Extracted records:
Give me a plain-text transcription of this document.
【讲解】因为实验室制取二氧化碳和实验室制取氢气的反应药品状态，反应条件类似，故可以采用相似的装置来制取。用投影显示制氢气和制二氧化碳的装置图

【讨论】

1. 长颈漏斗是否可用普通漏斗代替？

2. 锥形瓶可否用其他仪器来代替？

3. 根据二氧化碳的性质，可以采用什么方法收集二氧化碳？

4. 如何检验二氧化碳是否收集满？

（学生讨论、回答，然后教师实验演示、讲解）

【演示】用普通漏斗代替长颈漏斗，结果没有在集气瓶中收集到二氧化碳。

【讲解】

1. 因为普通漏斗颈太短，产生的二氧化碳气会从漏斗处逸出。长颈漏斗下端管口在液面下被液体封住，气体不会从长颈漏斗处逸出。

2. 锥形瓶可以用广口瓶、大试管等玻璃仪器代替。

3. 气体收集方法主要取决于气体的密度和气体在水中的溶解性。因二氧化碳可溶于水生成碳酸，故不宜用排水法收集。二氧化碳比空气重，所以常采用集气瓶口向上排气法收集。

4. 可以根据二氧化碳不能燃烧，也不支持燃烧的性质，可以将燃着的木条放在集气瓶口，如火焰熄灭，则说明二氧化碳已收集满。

• [Prompt]:
Exactly reproduce every record.

• [Result for this exercise]:
Give me a plain-text transcription of this document.
【讲解】因为实验室制取二氧化碳和实验室制取氢气的反应药品状态，反应条件类似，故可以采用相似的装置来制取。用投影显示制氢气和制二氧化碳的装置图

【讨论】

1. 长颈漏斗是否可用普通漏斗代替？

2. 锥形瓶可否用其他仪器来代替？

3. 根据二氧化碳的性质，可以采用什么方法收集二氧化碳？

4. 如何检验二氧化碳是否收集满？

（学生讨论、回答，然后教师实验演示、讲解）

【演示】用普通漏斗代替长颈漏斗，结果没有在集气瓶中收集到二氧化碳。

【讲解】

1. 因为普通漏斗颈太短，产生的二氧化碳气会从漏斗处逸出。长颈漏斗下端管口在液面下被液体封住，气体不会从长颈漏斗处逸出。

2. 锥形瓶可以用广口瓶、大试管等玻璃仪器代替。

3. 气体收集方法主要取决于气体的密度和气体在水中的溶解性。因二氧化碳可溶于水生成碳酸，故不宜用排水法收集。二氧化碳比空气重，所以常采用集气瓶口向上排气法收集。

4. 可以根据二氧化碳不能燃烧，也不支持燃烧的性质，可以将燃着的木条放在集气瓶口，如火焰熄灭，则说明二氧化碳已收集满。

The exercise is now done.